Task instructions. Tally the lines in the listing below that contain "Only" and report the tally alone.

Records to process.
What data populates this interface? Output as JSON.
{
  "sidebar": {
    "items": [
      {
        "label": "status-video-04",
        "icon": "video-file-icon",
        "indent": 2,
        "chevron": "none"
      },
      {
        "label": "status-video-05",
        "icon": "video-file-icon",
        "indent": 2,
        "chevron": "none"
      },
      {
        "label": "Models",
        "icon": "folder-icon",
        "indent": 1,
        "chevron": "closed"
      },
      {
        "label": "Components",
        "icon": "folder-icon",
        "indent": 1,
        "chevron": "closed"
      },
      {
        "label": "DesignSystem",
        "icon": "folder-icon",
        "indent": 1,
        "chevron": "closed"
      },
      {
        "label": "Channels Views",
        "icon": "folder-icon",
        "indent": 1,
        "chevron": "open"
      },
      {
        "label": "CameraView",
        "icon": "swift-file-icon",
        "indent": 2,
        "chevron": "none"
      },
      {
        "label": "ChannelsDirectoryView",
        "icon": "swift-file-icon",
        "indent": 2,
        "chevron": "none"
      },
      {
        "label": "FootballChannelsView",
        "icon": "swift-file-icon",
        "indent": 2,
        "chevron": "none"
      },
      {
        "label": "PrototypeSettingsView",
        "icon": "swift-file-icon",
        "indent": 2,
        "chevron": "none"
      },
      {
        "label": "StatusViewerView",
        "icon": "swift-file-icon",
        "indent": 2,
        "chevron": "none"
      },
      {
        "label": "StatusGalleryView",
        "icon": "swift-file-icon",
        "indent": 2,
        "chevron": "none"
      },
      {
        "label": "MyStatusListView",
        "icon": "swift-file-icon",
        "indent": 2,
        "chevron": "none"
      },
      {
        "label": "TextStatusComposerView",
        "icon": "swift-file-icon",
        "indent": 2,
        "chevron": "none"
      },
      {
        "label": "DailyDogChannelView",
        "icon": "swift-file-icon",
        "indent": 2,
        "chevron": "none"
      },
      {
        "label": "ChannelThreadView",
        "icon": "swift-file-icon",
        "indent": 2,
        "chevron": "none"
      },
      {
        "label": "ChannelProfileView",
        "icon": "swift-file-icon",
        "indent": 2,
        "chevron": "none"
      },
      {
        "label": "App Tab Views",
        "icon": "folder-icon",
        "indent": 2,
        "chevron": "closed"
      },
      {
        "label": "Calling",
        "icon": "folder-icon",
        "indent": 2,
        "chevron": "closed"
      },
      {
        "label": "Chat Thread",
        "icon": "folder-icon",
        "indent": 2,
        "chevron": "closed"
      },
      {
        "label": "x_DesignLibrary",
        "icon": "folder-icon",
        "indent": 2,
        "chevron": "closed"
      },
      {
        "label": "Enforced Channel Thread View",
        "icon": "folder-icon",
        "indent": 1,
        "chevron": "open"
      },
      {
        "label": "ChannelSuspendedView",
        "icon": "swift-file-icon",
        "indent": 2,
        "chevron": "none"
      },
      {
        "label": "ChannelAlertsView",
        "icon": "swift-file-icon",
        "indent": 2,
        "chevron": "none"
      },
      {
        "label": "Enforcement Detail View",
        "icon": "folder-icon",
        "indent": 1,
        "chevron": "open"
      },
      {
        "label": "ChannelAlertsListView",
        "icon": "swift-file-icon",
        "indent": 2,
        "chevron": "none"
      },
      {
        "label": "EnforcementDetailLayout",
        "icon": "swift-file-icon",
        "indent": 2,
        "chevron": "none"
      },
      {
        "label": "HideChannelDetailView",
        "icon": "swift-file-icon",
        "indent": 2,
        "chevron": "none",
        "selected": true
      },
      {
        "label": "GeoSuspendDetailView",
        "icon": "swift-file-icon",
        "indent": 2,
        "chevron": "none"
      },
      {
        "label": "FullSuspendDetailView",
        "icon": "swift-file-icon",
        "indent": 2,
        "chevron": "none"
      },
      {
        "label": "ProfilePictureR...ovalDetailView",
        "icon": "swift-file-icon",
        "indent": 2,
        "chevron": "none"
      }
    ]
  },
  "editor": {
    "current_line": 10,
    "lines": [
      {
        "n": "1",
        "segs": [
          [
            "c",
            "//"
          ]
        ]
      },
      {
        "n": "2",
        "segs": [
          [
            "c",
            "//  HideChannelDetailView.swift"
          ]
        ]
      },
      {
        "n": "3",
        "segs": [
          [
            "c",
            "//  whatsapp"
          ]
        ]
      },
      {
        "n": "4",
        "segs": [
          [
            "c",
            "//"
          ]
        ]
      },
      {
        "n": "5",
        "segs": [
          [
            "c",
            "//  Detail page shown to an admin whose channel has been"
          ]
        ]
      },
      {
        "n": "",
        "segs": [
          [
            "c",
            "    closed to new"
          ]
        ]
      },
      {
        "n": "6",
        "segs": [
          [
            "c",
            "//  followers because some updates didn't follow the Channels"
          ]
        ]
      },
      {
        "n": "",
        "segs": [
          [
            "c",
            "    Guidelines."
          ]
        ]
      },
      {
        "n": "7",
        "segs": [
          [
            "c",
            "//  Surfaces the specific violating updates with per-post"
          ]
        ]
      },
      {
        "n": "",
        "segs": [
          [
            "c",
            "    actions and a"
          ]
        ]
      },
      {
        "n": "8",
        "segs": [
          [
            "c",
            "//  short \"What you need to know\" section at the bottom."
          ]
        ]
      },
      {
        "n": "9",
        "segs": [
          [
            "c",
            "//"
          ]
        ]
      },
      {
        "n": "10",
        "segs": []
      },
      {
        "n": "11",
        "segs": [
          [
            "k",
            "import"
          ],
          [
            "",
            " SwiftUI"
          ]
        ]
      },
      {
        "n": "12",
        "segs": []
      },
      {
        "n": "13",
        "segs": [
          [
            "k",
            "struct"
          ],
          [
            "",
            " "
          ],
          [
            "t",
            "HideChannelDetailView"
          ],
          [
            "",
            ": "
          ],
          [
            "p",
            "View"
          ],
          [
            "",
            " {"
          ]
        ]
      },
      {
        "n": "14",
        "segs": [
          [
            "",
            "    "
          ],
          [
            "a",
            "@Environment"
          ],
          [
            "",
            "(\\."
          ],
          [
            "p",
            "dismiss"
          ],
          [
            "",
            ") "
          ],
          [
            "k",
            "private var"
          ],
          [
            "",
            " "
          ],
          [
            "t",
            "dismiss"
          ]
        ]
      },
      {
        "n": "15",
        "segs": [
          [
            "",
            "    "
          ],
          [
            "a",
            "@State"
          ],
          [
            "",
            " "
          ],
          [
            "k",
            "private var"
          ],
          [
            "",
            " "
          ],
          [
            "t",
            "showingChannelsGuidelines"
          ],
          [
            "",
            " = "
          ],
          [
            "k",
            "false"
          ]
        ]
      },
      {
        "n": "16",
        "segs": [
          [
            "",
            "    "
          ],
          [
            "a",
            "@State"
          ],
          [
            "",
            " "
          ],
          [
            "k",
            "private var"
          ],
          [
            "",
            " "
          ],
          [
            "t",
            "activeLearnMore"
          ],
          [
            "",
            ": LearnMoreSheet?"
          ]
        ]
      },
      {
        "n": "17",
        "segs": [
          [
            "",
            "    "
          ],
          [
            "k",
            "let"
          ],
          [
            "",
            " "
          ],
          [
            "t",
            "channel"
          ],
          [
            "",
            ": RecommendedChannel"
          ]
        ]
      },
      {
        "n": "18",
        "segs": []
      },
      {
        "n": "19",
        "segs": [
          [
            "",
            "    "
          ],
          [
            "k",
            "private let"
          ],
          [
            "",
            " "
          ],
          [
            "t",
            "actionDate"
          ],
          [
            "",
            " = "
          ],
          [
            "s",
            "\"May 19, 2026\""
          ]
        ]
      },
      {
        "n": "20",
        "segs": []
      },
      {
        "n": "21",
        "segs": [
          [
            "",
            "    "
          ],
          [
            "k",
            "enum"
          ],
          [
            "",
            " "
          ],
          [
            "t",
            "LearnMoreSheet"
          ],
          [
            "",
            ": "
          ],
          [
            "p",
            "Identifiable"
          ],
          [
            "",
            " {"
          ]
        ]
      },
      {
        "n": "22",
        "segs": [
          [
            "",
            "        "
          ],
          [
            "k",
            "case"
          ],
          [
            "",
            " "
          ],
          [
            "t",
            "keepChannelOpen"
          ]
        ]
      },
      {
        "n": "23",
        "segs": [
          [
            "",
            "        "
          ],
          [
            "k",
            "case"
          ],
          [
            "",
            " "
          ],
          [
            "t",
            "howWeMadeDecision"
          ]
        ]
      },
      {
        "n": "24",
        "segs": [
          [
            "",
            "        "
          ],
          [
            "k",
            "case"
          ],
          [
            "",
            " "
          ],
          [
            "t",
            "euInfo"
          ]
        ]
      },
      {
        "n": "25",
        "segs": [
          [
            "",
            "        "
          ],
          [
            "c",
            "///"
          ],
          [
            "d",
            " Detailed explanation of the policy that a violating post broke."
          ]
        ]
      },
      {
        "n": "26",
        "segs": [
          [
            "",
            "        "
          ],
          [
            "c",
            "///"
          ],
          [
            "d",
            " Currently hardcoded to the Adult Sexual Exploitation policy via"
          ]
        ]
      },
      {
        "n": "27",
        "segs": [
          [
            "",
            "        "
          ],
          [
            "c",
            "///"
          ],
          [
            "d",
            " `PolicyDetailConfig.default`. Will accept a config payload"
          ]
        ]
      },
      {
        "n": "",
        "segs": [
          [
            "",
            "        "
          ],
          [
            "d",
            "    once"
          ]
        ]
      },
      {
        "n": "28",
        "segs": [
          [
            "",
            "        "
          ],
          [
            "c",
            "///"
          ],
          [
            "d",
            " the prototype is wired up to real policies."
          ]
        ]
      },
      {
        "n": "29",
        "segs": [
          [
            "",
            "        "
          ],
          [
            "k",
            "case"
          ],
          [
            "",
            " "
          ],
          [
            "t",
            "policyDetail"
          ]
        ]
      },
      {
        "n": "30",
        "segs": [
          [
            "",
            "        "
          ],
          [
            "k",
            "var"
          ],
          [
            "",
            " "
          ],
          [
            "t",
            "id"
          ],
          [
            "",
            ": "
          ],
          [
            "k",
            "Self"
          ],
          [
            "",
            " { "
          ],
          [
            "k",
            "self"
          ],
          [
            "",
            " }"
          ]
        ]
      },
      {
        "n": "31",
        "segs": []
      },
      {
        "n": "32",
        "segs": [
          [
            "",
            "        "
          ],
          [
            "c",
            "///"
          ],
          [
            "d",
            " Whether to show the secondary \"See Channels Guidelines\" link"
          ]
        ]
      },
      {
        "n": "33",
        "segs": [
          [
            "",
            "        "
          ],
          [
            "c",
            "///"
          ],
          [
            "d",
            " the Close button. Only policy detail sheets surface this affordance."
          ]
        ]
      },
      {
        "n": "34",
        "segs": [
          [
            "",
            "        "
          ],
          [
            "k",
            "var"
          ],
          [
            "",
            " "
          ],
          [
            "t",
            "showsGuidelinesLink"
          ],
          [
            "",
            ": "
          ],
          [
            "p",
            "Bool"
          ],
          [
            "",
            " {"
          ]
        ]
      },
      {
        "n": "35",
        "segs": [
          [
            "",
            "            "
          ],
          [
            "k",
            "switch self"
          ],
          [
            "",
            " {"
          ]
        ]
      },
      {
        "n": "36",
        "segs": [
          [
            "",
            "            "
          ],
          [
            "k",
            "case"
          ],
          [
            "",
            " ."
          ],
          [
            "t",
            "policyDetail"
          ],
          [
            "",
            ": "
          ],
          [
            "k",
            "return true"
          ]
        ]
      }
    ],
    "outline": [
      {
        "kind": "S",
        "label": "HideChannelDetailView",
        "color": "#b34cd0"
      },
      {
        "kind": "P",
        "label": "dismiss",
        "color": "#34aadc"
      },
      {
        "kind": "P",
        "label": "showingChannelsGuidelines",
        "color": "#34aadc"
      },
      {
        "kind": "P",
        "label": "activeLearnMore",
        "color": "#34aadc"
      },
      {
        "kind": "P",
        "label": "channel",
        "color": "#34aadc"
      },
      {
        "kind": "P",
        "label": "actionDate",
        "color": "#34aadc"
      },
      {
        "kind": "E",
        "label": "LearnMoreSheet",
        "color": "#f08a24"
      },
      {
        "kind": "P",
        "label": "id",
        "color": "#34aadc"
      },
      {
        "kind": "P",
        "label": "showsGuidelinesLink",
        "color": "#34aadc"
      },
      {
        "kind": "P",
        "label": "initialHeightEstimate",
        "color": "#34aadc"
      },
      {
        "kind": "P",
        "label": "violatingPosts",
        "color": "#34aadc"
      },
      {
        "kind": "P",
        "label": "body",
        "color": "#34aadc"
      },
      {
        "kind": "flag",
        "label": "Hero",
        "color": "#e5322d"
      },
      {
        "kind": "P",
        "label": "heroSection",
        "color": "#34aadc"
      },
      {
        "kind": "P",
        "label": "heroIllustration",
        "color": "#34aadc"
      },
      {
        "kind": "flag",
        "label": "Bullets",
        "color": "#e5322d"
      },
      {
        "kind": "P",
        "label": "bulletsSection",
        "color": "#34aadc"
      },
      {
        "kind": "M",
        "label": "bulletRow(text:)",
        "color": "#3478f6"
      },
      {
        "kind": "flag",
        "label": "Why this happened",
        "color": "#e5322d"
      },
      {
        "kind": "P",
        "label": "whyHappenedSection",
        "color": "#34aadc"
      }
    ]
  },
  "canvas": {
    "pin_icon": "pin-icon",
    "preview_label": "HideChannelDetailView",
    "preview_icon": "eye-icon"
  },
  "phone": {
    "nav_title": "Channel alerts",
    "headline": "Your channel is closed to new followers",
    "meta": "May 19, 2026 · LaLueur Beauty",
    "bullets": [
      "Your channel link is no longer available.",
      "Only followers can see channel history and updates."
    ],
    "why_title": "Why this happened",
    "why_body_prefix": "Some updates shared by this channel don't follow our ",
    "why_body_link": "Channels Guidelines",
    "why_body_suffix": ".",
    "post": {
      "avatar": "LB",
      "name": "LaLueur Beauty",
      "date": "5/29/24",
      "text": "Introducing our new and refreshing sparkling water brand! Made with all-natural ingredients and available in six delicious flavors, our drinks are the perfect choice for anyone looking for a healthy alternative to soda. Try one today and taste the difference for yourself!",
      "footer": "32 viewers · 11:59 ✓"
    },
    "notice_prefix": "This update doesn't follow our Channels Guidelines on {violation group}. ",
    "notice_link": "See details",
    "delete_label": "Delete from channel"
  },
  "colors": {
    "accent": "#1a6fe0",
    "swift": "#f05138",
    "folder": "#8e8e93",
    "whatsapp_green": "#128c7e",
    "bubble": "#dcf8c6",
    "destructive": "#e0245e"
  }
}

Correct answer. 2